*Assigned task:* Go through the entries below and write each one out exactly.

*Record excerpts:*
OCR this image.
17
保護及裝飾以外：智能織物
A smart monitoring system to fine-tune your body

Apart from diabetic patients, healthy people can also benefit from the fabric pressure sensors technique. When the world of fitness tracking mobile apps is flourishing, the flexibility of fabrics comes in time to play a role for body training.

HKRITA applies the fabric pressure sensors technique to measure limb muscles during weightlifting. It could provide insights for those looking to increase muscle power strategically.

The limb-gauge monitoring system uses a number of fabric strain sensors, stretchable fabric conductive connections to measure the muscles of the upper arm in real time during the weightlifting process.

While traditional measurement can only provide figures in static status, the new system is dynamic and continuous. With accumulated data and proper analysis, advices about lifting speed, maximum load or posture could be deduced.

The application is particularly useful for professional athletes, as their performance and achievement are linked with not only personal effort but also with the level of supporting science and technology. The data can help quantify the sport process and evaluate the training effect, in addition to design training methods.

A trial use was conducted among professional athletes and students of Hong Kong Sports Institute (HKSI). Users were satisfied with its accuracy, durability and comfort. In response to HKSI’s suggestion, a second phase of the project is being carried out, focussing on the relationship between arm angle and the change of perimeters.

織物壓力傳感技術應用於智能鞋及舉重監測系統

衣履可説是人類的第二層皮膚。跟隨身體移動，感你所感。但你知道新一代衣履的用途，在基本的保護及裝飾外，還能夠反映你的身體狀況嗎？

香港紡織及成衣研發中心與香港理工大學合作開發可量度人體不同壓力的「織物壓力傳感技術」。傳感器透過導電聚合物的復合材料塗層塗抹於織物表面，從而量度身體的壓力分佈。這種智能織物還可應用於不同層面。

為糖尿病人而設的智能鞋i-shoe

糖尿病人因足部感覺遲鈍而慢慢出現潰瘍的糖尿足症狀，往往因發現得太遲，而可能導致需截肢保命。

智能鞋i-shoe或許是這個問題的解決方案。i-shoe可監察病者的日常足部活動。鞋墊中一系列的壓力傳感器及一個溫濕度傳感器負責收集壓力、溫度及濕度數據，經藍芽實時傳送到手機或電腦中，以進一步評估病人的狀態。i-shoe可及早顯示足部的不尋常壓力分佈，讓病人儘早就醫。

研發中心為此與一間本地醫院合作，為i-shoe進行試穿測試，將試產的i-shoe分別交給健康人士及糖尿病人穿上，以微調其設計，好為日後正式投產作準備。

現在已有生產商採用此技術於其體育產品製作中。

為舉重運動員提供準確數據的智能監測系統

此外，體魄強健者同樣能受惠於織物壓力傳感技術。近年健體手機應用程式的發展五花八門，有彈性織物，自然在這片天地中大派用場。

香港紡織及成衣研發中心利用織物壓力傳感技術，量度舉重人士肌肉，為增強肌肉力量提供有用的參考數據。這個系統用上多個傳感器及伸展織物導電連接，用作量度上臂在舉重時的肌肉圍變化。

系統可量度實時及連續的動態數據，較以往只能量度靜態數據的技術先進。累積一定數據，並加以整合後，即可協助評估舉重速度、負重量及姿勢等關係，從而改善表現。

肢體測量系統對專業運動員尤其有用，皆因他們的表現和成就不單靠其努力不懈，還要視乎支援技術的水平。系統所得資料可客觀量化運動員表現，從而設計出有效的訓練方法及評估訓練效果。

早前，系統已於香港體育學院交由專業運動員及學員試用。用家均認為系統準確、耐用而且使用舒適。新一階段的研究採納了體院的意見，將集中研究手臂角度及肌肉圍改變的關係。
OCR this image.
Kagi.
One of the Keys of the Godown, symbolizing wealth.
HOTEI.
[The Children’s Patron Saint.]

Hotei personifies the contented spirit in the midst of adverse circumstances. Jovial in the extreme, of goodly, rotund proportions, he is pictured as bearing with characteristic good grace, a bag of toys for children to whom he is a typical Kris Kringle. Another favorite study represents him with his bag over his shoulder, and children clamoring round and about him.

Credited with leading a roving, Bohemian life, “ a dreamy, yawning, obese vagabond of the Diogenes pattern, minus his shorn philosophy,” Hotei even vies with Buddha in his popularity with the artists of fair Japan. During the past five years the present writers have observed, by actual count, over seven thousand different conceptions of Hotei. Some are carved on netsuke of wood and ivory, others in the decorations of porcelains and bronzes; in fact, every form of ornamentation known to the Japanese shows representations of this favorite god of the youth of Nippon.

*Your solution:*
OCR this image.
17
保護及裝飾以外：智能織物
A smart monitoring system to fine-tune your body

Apart from diabetic patients, healthy people can also benefit from the fabric pressure sensors technique. When the world of fitness tracking mobile apps is flourishing, the flexibility of fabrics comes in time to play a role for body training.

HKRITA applies the fabric pressure sensors technique to measure limb muscles during weightlifting. It could provide insights for those looking to increase muscle power strategically.

The limb-gauge monitoring system uses a number of fabric strain sensors, stretchable fabric conductive connections to measure the muscles of the upper arm in real time during the weightlifting process.

While traditional measurement can only provide figures in static status, the new system is dynamic and continuous. With accumulated data and proper analysis, advices about lifting speed, maximum load or posture could be deduced.

The application is particularly useful for professional athletes, as their performance and achievement are linked with not only personal effort but also with the level of supporting science and technology. The data can help quantify the sport process and evaluate the training effect, in addition to design training methods.

A trial use was conducted among professional athletes and students of Hong Kong Sports Institute (HKSI). Users were satisfied with its accuracy, durability and comfort. In response to HKSI’s suggestion, a second phase of the project is being carried out, focussing on the relationship between arm angle and the change of perimeters.

織物壓力傳感技術應用於智能鞋及舉重監測系統

衣履可説是人類的第二層皮膚。跟隨身體移動，感你所感。但你知道新一代衣履的用途，在基本的保護及裝飾外，還能夠反映你的身體狀況嗎？

香港紡織及成衣研發中心與香港理工大學合作開發可量度人體不同壓力的「織物壓力傳感技術」。傳感器透過導電聚合物的復合材料塗層塗抹於織物表面，從而量度身體的壓力分佈。這種智能織物還可應用於不同層面。

為糖尿病人而設的智能鞋i-shoe

糖尿病人因足部感覺遲鈍而慢慢出現潰瘍的糖尿足症狀，往往因發現得太遲，而可能導致需截肢保命。

智能鞋i-shoe或許是這個問題的解決方案。i-shoe可監察病者的日常足部活動。鞋墊中一系列的壓力傳感器及一個溫濕度傳感器負責收集壓力、溫度及濕度數據，經藍芽實時傳送到手機或電腦中，以進一步評估病人的狀態。i-shoe可及早顯示足部的不尋常壓力分佈，讓病人儘早就醫。

研發中心為此與一間本地醫院合作，為i-shoe進行試穿測試，將試產的i-shoe分別交給健康人士及糖尿病人穿上，以微調其設計，好為日後正式投產作準備。

現在已有生產商採用此技術於其體育產品製作中。

為舉重運動員提供準確數據的智能監測系統

此外，體魄強健者同樣能受惠於織物壓力傳感技術。近年健體手機應用程式的發展五花八門，有彈性織物，自然在這片天地中大派用場。

香港紡織及成衣研發中心利用織物壓力傳感技術，量度舉重人士肌肉，為增強肌肉力量提供有用的參考數據。這個系統用上多個傳感器及伸展織物導電連接，用作量度上臂在舉重時的肌肉圍變化。

系統可量度實時及連續的動態數據，較以往只能量度靜態數據的技術先進。累積一定數據，並加以整合後，即可協助評估舉重速度、負重量及姿勢等關係，從而改善表現。

肢體測量系統對專業運動員尤其有用，皆因他們的表現和成就不單靠其努力不懈，還要視乎支援技術的水平。系統所得資料可客觀量化運動員表現，從而設計出有效的訓練方法及評估訓練效果。

早前，系統已於香港體育學院交由專業運動員及學員試用。用家均認為系統準確、耐用而且使用舒適。新一階段的研究採納了體院的意見，將集中研究手臂角度及肌肉圍改變的關係。
OCR this image.
Kagi.
One of the Keys of the Godown, symbolizing wealth.
HOTEI.
[The Children’s Patron Saint.]

Hotei personifies the contented spirit in the midst of adverse circumstances. Jovial in the extreme, of goodly, rotund proportions, he is pictured as bearing with characteristic good grace, a bag of toys for children to whom he is a typical Kris Kringle. Another favorite study represents him with his bag over his shoulder, and children clamoring round and about him.

Credited with leading a roving, Bohemian life, “ a dreamy, yawning, obese vagabond of the Diogenes pattern, minus his shorn philosophy,” Hotei even vies with Buddha in his popularity with the artists of fair Japan. During the past five years the present writers have observed, by actual count, over seven thousand different conceptions of Hotei. Some are carved on netsuke of wood and ivory, others in the decorations of porcelains and bronzes; in fact, every form of ornamentation known to the Japanese shows representations of this favorite god of the youth of Nippon.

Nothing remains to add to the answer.